## Given instruction A
Format the rows listed below, from the first one through the line that contains "phone-speaker-top [303, 24, 555, 54]" (both included), as a Markdown table with the columns No. and Line. Give each line its own numbered row, and leave out blank lines.

Mumsnet has not checked the qualifications of anyone posting here. If you need help urgently or expert advice, please see our domestic violence webguide and/or relationships webguide. Many Mumsnetters experiencing domestic abuse have found this thread helpful: Listen up, everybody

Trying to define stalking and harrassment

30 replies

Ariani · 13/08/2024 22:47

Last year I met a man during a social event with friends and after agreeing to meet again for a drink, I starting dating him. A nice man to start with, but after a while, things began to unravel. About two months into dating him, he arrived at my house one weekend as planned and immediately informed me that we didn't need to worry about the distance anymore, because he had just agreed to rent the house at the bottom of my street! This was alarm bell number one.

Despite my confusion at such a hasty decision. I gave things the benefit of the doubt and continued to see him.

As the weeks went by I began to realise that he had quite a few issues. It all came to a head when I realised this wasn't working for me and I mentioned not really wanting a serious relationship, in the hope that I could break things off gently while it was still in the early stages, but he flew off the handle and started shouting at me, complaining that he had given up everything for me and I would ruin his life if I left him! This was the biggest of alarm bells as we had only been dating for for about 4 months at this point. It was not a relationship. I hadn't agreed to be in one. We hadn't even spoken about it. We were simply going out for meals and had visited a few local beauty spots.

## Data for processing
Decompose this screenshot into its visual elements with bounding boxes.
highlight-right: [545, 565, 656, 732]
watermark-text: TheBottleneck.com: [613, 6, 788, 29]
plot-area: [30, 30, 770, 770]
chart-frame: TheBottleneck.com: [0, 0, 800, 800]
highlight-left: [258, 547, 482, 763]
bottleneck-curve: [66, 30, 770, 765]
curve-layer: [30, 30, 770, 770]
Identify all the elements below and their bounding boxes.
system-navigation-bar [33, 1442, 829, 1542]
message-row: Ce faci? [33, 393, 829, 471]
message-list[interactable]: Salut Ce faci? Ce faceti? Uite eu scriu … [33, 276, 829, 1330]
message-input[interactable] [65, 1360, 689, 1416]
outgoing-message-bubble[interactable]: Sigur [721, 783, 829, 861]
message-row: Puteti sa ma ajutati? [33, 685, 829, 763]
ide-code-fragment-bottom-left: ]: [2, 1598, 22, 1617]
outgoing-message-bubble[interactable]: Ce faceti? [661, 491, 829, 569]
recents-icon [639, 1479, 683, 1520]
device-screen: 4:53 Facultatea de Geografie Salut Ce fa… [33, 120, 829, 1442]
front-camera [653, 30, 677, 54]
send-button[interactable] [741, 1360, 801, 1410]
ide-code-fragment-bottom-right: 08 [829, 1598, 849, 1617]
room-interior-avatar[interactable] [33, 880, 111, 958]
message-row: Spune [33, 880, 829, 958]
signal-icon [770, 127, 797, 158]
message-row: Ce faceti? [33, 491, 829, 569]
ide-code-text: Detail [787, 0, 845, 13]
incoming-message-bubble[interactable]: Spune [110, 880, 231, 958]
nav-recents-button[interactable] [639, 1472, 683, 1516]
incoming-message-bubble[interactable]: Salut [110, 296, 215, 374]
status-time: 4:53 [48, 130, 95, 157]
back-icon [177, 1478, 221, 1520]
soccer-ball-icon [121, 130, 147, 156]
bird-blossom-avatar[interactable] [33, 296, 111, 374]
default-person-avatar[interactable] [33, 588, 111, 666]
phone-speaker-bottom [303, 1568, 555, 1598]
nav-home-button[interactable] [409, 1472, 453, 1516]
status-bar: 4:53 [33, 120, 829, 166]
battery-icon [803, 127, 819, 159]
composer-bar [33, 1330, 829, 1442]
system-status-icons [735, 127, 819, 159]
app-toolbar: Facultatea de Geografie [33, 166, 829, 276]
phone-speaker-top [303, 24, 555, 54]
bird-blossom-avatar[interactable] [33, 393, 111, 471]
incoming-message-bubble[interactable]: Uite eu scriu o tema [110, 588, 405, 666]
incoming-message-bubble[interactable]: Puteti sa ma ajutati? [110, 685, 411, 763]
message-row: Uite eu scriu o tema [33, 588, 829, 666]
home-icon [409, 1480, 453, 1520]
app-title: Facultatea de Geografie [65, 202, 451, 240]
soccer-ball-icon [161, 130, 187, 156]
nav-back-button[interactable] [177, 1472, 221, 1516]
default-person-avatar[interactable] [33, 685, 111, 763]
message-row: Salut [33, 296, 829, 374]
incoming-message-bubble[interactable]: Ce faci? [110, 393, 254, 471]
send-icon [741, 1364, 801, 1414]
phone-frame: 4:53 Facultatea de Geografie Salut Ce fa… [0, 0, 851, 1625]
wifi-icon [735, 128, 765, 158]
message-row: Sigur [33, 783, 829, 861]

## Given instruction B
Retype the entire forum post about stalking and harassment above, without any changes.

## Response A
| No. | Line |
|---|---|
| 1 | Decompose this screenshot into its visual elements with bounding boxes. |
| 2 | highlight-right: [545, 565, 656, 732] |
| 3 | watermark-text: TheBottleneck.com: [613, 6, 788, 29] |
| 4 | plot-area: [30, 30, 770, 770] |
| 5 | chart-frame: TheBottleneck.com: [0, 0, 800, 800] |
| 6 | highlight-left: [258, 547, 482, 763] |
| 7 | bottleneck-curve: [66, 30, 770, 765] |
| 8 | curve-layer: [30, 30, 770, 770] |
| 9 | Identify all the elements below and their bounding boxes. |
| 10 | system-navigation-bar [33, 1442, 829, 1542] |
| 11 | message-row: Ce faci? [33, 393, 829, 471] |
| 12 | message-list[interactable]: Salut Ce faci? Ce faceti? Uite eu scriu … [33, 276, 829, 1330] |
| 13 | message-input[interactable] [65, 1360, 689, 1416] |
| 14 | outgoing-message-bubble[interactable]: Sigur [721, 783, 829, 861] |
| 15 | message-row: Puteti sa ma ajutati? [33, 685, 829, 763] |
| 16 | ide-code-fragment-bottom-left: ]: [2, 1598, 22, 1617] |
| 17 | outgoing-message-bubble[interactable]: Ce faceti? [661, 491, 829, 569] |
| 18 | recents-icon [639, 1479, 683, 1520] |
| 19 | device-screen: 4:53 Facultatea de Geografie Salut Ce fa… [33, 120, 829, 1442] |
| 20 | front-camera [653, 30, 677, 54] |
| 21 | send-button[interactable] [741, 1360, 801, 1410] |
| 22 | ide-code-fragment-bottom-right: 08 [829, 1598, 849, 1617] |
| 23 | room-interior-avatar[interactable] [33, 880, 111, 958] |
| 24 | message-row: Spune [33, 880, 829, 958] |
| 25 | signal-icon [770, 127, 797, 158] |
| 26 | message-row: Ce faceti? [33, 491, 829, 569] |
| 27 | ide-code-text: Detail [787, 0, 845, 13] |
| 28 | incoming-message-bubble[interactable]: Spune [110, 880, 231, 958] |
| 29 | nav-recents-button[interactable] [639, 1472, 683, 1516] |
| 30 | incoming-message-bubble[interactable]: Salut [110, 296, 215, 374] |
| 31 | status-time: 4:53 [48, 130, 95, 157] |
| 32 | back-icon [177, 1478, 221, 1520] |
| 33 | soccer-ball-icon [121, 130, 147, 156] |
| 34 | bird-blossom-avatar[interactable] [33, 296, 111, 374] |
| 35 | default-person-avatar[interactable] [33, 588, 111, 666] |
| 36 | phone-speaker-bottom [303, 1568, 555, 1598] |
| 37 | nav-home-button[interactable] [409, 1472, 453, 1516] |
| 38 | status-bar: 4:53 [33, 120, 829, 166] |
| 39 | battery-icon [803, 127, 819, 159] |
| 40 | composer-bar [33, 1330, 829, 1442] |
| 41 | system-status-icons [735, 127, 819, 159] |
| 42 | app-toolbar: Facultatea de Geografie [33, 166, 829, 276] |
| 43 | phone-speaker-top [303, 24, 555, 54] |

## Response B
Mumsnet has not checked the qualifications of anyone posting here. If you need help urgently or expert advice, please see our domestic violence webguide and/or relationships webguide. Many Mumsnetters experiencing domestic abuse have found this thread helpful: Listen up, everybody

Trying to define stalking and harrassment

30 replies

Ariani · 13/08/2024 22:47

Last year I met a man during a social event with friends and after agreeing to meet again for a drink, I starting dating him. A nice man to start with, but after a while, things began to unravel. About two months into dating him, he arrived at my house one weekend as planned and immediately informed me that we didn't need to worry about the distance anymore, because he had just agreed to rent the house at the bottom of my street! This was alarm bell number one.

Despite my confusion at such a hasty decision. I gave things the benefit of the doubt and continued to see him.

As the weeks went by I began to realise that he had quite a few issues. It all came to a head when I realised this wasn't working for me and I mentioned not really wanting a serious relationship, in the hope that I could break things off gently while it was still in the early stages, but he flew off the handle and started shouting at me, complaining that he had given up everything for me and I would ruin his life if I left him! This was the biggest of alarm bells as we had only been dating for for about 4 months at this point. It was not a relationship. I hadn't agreed to be in one. We hadn't even spoken about it. We were simply going out for meals and had visited a few local beauty spots.